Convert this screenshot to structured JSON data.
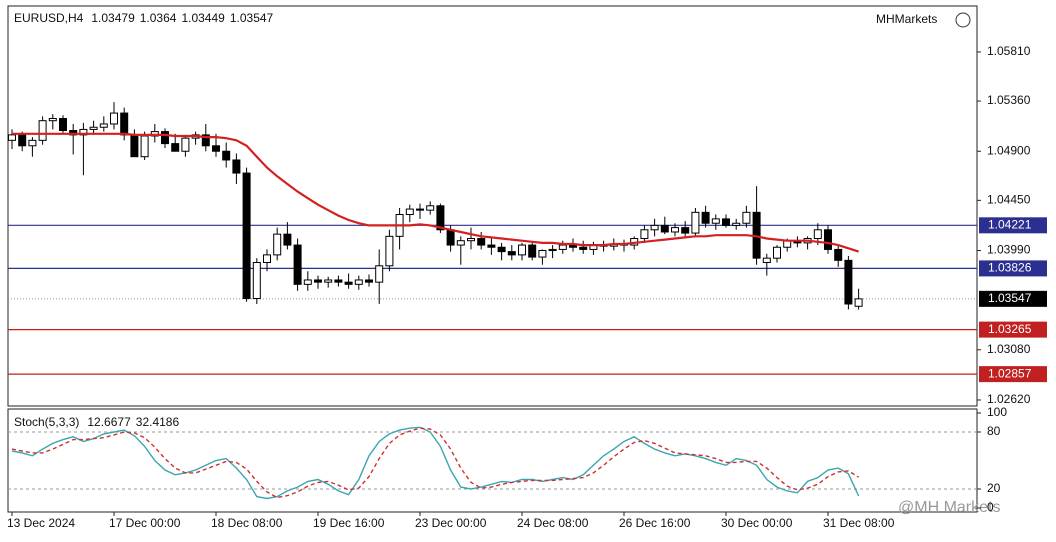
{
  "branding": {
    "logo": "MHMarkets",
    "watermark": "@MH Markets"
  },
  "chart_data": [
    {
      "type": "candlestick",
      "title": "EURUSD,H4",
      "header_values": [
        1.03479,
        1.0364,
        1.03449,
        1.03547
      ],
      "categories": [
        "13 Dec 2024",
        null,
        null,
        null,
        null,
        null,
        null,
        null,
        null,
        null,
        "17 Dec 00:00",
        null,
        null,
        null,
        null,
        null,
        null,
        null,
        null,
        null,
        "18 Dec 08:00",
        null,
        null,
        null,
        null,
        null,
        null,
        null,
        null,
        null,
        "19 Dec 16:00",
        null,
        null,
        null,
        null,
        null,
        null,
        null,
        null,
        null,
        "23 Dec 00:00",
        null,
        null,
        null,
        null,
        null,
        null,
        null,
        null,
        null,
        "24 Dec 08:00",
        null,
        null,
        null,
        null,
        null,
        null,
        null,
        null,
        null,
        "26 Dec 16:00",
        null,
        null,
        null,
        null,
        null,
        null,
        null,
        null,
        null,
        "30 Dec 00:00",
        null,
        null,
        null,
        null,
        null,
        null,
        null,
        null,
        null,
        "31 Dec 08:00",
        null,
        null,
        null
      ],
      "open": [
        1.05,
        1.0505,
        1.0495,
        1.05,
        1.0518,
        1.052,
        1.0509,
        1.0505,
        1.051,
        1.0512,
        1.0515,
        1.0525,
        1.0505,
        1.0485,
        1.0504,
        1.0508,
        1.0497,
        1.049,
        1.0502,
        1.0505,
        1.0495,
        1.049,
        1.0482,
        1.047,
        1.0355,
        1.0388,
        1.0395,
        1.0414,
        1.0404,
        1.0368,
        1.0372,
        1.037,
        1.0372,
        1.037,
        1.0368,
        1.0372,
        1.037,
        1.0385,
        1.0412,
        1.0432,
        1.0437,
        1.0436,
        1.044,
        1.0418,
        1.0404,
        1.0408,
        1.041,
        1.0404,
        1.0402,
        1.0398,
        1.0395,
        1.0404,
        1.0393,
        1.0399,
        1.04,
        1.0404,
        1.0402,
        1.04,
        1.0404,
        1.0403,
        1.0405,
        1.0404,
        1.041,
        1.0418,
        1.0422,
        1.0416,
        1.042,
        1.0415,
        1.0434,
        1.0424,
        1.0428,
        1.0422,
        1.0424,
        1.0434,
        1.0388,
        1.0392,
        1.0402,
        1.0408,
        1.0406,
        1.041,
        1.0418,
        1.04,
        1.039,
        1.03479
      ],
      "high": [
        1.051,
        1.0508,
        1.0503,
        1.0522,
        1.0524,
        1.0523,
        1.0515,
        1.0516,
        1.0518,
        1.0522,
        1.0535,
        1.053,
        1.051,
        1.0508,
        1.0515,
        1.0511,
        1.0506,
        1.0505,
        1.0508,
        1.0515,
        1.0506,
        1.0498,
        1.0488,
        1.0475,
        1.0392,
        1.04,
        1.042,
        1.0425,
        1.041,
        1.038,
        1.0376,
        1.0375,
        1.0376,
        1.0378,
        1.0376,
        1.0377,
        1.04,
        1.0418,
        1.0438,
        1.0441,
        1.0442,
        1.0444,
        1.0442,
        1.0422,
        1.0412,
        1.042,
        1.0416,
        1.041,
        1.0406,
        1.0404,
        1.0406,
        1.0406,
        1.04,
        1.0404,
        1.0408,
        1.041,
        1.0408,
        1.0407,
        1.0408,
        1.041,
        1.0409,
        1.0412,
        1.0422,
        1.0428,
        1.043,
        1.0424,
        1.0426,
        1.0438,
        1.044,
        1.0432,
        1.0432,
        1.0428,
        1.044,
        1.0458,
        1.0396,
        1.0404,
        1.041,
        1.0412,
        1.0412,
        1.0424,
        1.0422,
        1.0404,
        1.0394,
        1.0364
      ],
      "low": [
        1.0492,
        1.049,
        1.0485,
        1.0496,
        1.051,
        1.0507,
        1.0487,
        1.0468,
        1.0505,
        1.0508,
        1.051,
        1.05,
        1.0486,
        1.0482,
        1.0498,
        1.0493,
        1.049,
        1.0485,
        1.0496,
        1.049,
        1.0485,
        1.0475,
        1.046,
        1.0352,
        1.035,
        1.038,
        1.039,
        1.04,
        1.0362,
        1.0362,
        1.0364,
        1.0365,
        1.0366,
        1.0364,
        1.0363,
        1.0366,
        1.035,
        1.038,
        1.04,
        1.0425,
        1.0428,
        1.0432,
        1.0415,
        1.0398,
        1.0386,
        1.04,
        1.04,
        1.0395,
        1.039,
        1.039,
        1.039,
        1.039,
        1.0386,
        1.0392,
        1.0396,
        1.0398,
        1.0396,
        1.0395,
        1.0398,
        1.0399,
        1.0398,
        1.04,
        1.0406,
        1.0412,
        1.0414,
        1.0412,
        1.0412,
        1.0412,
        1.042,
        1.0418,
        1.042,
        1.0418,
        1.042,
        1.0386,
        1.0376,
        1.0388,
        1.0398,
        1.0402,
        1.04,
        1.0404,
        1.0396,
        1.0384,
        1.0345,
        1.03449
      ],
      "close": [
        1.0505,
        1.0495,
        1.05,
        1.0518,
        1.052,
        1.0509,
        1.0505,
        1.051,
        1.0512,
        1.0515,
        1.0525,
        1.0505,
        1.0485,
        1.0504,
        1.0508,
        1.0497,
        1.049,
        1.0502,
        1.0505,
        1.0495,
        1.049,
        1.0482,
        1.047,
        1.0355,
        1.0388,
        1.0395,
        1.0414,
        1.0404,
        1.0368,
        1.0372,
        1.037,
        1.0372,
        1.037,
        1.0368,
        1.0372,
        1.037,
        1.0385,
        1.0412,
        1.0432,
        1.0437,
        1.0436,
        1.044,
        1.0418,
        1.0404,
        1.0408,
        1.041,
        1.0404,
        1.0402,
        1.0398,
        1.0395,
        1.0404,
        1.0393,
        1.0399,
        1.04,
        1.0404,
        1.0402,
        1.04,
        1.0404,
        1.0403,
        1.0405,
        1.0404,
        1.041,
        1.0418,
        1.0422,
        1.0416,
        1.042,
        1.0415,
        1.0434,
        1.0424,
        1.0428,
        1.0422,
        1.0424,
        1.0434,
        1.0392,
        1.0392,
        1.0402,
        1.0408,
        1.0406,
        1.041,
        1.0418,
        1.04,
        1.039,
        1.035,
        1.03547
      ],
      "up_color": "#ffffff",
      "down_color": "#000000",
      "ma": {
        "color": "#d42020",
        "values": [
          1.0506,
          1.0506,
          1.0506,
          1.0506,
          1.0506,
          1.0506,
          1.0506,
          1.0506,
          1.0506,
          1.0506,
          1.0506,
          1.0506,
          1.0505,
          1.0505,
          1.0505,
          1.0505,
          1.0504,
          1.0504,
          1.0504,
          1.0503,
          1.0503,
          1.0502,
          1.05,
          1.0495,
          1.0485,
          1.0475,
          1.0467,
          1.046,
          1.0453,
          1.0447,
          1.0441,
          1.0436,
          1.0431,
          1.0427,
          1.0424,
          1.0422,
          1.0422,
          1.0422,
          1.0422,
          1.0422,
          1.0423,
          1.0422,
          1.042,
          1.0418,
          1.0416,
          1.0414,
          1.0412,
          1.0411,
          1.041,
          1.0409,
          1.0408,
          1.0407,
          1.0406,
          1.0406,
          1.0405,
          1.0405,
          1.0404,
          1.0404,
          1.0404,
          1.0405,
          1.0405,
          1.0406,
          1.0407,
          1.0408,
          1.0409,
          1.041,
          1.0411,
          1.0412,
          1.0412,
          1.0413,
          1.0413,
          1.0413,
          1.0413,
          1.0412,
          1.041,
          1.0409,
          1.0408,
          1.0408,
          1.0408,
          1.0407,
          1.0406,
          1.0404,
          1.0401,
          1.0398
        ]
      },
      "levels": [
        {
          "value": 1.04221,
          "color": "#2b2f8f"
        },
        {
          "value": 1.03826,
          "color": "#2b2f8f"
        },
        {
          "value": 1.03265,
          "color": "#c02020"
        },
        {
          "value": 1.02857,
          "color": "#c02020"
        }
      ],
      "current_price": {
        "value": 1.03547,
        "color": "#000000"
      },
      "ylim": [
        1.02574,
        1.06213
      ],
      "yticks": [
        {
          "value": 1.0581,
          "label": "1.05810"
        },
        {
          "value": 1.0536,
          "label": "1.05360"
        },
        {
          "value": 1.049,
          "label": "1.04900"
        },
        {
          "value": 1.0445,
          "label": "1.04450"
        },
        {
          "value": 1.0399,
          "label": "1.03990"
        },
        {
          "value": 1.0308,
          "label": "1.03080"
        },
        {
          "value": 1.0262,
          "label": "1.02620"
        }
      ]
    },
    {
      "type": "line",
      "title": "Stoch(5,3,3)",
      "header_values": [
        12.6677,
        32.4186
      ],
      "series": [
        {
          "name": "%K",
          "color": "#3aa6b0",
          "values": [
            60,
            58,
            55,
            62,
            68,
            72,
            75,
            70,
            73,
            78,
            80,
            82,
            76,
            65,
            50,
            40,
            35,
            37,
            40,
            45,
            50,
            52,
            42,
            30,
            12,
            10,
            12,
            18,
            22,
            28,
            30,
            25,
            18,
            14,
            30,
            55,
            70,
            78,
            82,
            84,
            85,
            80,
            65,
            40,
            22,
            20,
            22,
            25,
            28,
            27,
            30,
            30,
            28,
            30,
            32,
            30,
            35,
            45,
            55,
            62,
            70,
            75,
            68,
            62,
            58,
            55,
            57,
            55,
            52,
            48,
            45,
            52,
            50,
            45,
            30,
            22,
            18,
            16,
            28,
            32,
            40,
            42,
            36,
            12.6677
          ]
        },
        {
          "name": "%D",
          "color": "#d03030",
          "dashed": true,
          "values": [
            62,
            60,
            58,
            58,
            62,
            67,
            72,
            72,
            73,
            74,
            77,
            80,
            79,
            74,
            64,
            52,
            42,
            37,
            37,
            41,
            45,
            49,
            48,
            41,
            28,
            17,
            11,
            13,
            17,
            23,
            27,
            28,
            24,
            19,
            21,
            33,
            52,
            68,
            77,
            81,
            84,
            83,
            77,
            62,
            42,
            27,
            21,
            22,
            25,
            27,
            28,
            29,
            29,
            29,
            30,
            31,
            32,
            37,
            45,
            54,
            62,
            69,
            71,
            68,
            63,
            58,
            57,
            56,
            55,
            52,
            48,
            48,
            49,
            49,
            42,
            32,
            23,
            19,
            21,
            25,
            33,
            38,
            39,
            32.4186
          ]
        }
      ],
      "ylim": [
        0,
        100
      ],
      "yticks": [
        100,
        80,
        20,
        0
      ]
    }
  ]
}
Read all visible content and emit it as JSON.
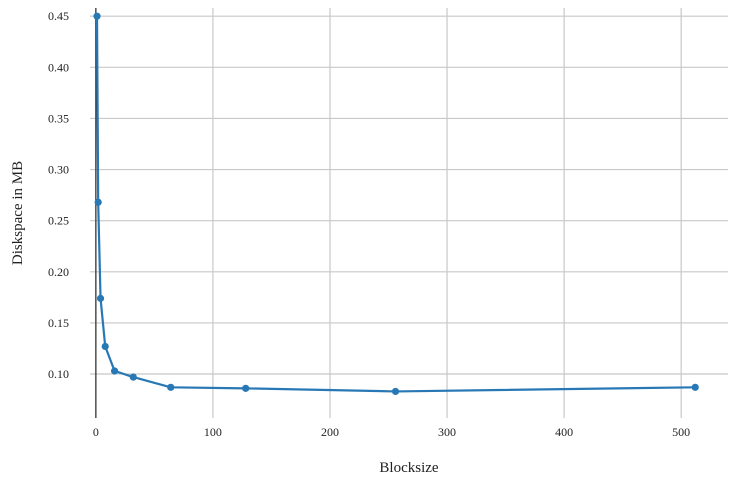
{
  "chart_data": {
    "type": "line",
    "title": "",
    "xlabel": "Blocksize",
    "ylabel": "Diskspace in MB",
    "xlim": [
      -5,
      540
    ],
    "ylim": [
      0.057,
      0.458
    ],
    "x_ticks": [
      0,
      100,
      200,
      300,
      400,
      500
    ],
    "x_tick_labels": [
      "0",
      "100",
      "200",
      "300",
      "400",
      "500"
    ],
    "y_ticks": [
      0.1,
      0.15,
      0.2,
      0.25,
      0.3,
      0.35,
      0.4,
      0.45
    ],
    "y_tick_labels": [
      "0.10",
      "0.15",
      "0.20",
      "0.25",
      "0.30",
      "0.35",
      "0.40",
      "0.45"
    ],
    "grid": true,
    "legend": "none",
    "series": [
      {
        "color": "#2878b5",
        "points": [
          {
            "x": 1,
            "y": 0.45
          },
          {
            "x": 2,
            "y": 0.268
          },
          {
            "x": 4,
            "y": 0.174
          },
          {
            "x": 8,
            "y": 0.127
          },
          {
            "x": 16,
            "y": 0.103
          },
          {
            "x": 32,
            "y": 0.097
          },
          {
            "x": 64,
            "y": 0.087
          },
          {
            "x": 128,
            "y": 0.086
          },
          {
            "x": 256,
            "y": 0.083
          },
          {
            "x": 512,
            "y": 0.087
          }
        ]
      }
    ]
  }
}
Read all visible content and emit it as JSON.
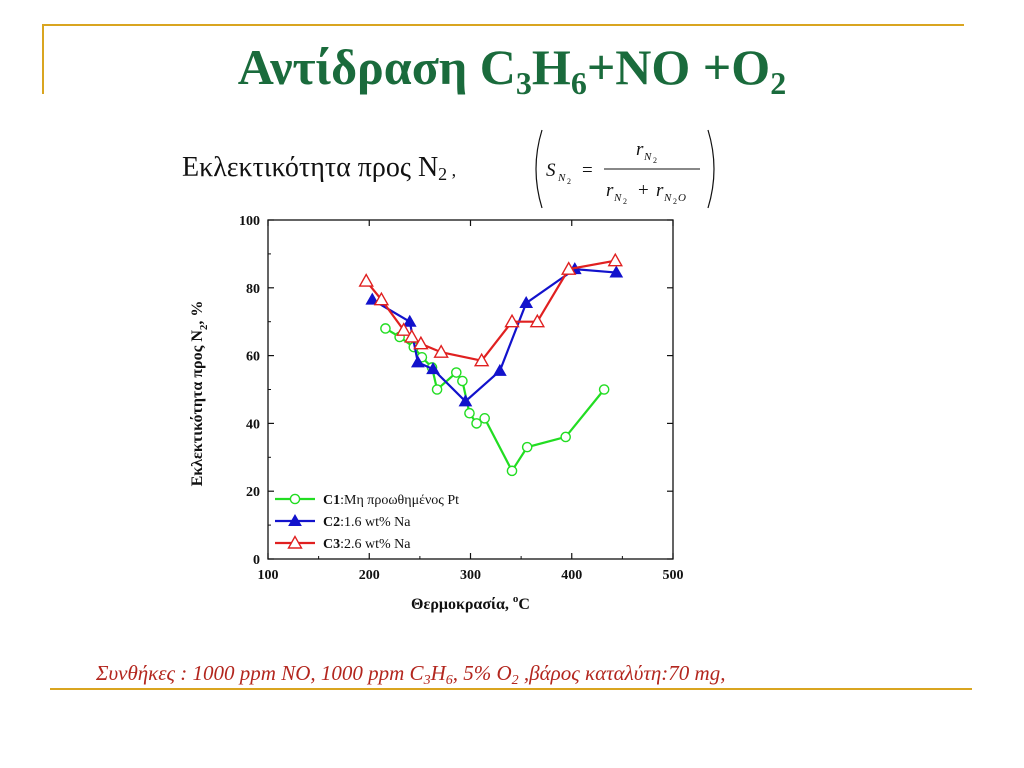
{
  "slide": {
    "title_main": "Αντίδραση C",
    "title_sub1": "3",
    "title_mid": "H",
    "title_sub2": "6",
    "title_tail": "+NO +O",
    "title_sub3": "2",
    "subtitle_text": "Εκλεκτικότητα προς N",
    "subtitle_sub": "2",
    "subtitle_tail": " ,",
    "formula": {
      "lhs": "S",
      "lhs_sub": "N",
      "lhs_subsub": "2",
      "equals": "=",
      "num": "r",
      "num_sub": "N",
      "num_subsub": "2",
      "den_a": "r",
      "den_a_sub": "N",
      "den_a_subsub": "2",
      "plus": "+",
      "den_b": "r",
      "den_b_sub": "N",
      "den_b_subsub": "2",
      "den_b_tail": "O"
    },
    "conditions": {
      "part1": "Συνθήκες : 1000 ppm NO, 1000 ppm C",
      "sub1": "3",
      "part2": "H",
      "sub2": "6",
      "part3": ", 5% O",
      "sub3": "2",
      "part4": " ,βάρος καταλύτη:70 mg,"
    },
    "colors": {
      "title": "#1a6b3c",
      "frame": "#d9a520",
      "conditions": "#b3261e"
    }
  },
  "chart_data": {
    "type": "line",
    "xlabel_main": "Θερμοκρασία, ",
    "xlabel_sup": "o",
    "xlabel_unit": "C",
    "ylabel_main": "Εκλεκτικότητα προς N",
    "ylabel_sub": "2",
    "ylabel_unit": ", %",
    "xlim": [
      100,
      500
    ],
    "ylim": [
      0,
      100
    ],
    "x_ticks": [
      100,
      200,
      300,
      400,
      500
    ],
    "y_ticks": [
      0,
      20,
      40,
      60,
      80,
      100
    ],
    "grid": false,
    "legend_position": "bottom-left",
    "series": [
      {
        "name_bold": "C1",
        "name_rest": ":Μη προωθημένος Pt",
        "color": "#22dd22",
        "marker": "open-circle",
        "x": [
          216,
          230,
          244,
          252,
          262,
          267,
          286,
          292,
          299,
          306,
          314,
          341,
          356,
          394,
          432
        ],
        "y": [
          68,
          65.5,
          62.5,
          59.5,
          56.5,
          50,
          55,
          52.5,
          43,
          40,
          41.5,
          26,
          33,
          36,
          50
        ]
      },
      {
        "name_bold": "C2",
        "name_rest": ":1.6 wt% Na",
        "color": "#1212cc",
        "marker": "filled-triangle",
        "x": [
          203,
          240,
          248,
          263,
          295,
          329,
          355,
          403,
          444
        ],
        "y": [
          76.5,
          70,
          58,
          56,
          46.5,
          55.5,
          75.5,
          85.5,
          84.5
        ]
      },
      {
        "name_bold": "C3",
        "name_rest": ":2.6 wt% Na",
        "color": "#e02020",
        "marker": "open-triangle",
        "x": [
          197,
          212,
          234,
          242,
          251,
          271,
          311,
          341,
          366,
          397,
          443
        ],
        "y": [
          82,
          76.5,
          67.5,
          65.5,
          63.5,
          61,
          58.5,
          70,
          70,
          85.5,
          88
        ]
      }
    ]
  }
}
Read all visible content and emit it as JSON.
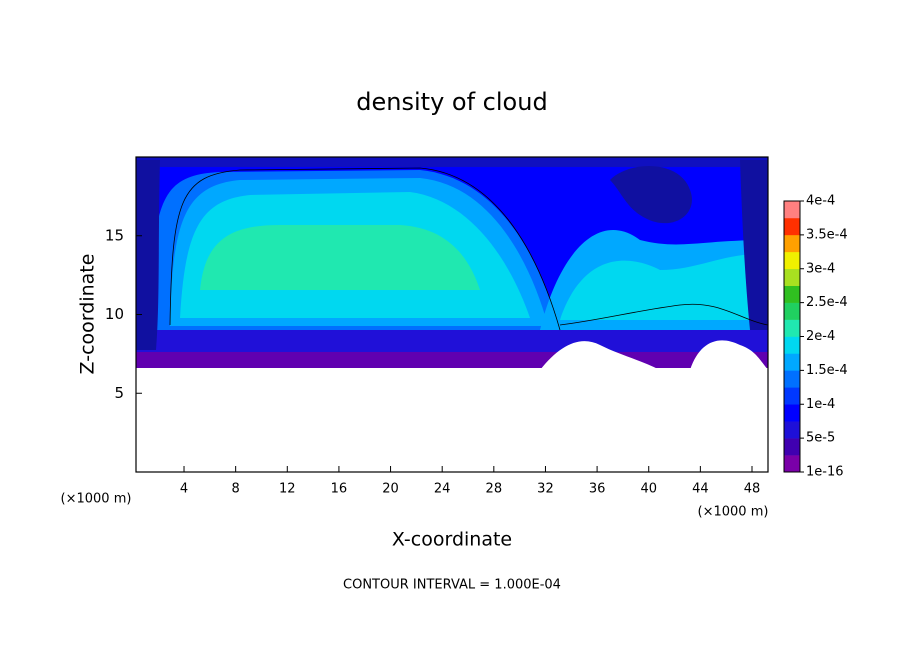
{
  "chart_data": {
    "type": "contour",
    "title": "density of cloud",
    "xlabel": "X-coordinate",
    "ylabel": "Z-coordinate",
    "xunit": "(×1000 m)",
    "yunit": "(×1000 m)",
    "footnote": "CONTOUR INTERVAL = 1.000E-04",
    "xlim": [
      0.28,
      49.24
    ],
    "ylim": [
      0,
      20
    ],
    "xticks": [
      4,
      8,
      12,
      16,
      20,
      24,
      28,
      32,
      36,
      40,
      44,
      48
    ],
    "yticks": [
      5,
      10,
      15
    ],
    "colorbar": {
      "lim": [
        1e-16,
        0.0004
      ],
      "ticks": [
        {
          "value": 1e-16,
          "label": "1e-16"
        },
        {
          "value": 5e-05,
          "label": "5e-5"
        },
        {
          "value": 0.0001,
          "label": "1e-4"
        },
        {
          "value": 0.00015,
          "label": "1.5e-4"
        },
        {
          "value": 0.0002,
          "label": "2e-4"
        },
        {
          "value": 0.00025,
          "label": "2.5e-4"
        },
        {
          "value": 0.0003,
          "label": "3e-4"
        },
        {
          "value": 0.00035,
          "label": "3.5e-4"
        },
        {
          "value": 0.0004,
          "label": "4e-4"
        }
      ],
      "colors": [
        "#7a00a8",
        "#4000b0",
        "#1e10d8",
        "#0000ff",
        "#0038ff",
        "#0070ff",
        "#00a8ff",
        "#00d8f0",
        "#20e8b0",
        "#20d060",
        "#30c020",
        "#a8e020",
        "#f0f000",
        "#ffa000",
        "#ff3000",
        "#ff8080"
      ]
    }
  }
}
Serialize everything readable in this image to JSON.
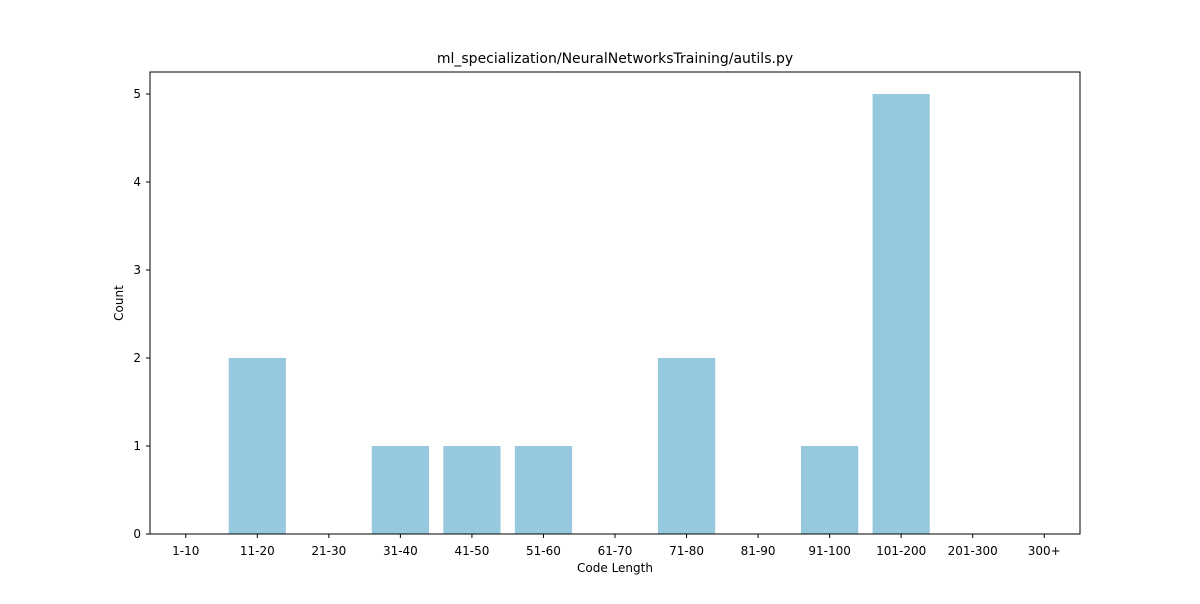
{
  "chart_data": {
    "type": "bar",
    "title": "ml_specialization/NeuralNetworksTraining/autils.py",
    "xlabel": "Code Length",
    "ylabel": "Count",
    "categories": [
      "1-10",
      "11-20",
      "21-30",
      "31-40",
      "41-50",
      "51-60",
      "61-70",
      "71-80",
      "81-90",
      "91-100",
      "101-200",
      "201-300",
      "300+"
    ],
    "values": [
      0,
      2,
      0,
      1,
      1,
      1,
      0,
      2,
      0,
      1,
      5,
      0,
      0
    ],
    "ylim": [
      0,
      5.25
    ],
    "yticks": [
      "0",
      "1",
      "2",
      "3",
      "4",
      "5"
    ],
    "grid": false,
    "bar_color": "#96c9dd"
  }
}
____
## What needs to be done
Produce an exact reproduction of the lines from the line containing "Serialize everything readable" through the last line of the records. Any picture is left out.

## Task response
Serialize everything readable in this image to JSON.
{
  "chart_data": {
    "type": "bar",
    "title": "ml_specialization/NeuralNetworksTraining/autils.py",
    "xlabel": "Code Length",
    "ylabel": "Count",
    "categories": [
      "1-10",
      "11-20",
      "21-30",
      "31-40",
      "41-50",
      "51-60",
      "61-70",
      "71-80",
      "81-90",
      "91-100",
      "101-200",
      "201-300",
      "300+"
    ],
    "values": [
      0,
      2,
      0,
      1,
      1,
      1,
      0,
      2,
      0,
      1,
      5,
      0,
      0
    ],
    "ylim": [
      0,
      5.25
    ],
    "yticks": [
      "0",
      "1",
      "2",
      "3",
      "4",
      "5"
    ],
    "grid": false,
    "bar_color": "#96c9dd"
  }
}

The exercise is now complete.